- **Goal of the exercise**
Copy out every line of this listing word for word.

(Bounding box annotations)

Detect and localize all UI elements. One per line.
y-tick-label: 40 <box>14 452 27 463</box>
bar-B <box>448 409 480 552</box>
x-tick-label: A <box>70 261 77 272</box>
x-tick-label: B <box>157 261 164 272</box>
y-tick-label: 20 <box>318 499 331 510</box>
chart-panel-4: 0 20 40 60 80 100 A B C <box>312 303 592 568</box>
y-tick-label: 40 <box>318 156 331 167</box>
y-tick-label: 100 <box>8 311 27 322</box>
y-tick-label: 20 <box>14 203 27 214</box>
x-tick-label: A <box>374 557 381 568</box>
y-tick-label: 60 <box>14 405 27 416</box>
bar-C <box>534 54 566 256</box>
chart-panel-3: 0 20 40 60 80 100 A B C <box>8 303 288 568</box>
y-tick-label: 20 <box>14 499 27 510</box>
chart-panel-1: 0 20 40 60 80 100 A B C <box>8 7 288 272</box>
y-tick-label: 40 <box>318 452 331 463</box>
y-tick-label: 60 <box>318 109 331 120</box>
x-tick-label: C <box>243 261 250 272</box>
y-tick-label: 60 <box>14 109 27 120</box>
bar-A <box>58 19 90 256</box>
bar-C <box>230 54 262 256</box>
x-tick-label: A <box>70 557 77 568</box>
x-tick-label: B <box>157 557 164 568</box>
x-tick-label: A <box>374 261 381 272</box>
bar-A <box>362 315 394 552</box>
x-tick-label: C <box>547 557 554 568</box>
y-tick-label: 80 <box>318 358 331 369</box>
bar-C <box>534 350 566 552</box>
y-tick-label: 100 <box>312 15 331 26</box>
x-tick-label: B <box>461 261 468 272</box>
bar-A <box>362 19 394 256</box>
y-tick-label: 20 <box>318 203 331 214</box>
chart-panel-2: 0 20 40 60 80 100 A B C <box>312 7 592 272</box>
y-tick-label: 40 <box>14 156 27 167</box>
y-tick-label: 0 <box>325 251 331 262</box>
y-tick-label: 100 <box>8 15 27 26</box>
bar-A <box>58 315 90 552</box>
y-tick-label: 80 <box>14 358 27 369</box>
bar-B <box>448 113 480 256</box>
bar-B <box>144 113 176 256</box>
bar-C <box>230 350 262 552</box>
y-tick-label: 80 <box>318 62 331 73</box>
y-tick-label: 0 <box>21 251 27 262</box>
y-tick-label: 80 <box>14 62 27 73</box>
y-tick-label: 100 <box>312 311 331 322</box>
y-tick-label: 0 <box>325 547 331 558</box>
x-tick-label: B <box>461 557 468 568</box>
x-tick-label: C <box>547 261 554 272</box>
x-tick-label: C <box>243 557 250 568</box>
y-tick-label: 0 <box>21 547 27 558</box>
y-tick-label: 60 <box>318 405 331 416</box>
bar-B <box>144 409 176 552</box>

- **Completed task**
Detect and localize all UI elements. One per line.
y-tick-label: 40 <box>14 452 27 463</box>
bar-B <box>448 409 480 552</box>
x-tick-label: A <box>70 261 77 272</box>
x-tick-label: B <box>157 261 164 272</box>
y-tick-label: 20 <box>318 499 331 510</box>
chart-panel-4: 0 20 40 60 80 100 A B C <box>312 303 592 568</box>
y-tick-label: 40 <box>318 156 331 167</box>
y-tick-label: 100 <box>8 311 27 322</box>
y-tick-label: 20 <box>14 203 27 214</box>
x-tick-label: A <box>374 557 381 568</box>
y-tick-label: 60 <box>14 405 27 416</box>
bar-C <box>534 54 566 256</box>
chart-panel-3: 0 20 40 60 80 100 A B C <box>8 303 288 568</box>
y-tick-label: 20 <box>14 499 27 510</box>
chart-panel-1: 0 20 40 60 80 100 A B C <box>8 7 288 272</box>
y-tick-label: 40 <box>318 452 331 463</box>
y-tick-label: 60 <box>318 109 331 120</box>
x-tick-label: C <box>243 261 250 272</box>
y-tick-label: 60 <box>14 109 27 120</box>
bar-A <box>58 19 90 256</box>
bar-C <box>230 54 262 256</box>
x-tick-label: A <box>70 557 77 568</box>
x-tick-label: B <box>157 557 164 568</box>
x-tick-label: A <box>374 261 381 272</box>
bar-A <box>362 315 394 552</box>
x-tick-label: C <box>547 557 554 568</box>
y-tick-label: 80 <box>318 358 331 369</box>
bar-C <box>534 350 566 552</box>
y-tick-label: 100 <box>312 15 331 26</box>
x-tick-label: B <box>461 261 468 272</box>
bar-A <box>362 19 394 256</box>
y-tick-label: 20 <box>318 203 331 214</box>
chart-panel-2: 0 20 40 60 80 100 A B C <box>312 7 592 272</box>
y-tick-label: 40 <box>14 156 27 167</box>
y-tick-label: 0 <box>325 251 331 262</box>
y-tick-label: 100 <box>8 15 27 26</box>
bar-A <box>58 315 90 552</box>
y-tick-label: 80 <box>14 358 27 369</box>
bar-B <box>448 113 480 256</box>
bar-B <box>144 113 176 256</box>
bar-C <box>230 350 262 552</box>
y-tick-label: 80 <box>318 62 331 73</box>
y-tick-label: 0 <box>21 251 27 262</box>
y-tick-label: 80 <box>14 62 27 73</box>
y-tick-label: 100 <box>312 311 331 322</box>
y-tick-label: 0 <box>325 547 331 558</box>
x-tick-label: B <box>461 557 468 568</box>
x-tick-label: C <box>547 261 554 272</box>
x-tick-label: C <box>243 557 250 568</box>
y-tick-label: 0 <box>21 547 27 558</box>
y-tick-label: 60 <box>318 405 331 416</box>
bar-B <box>144 409 176 552</box>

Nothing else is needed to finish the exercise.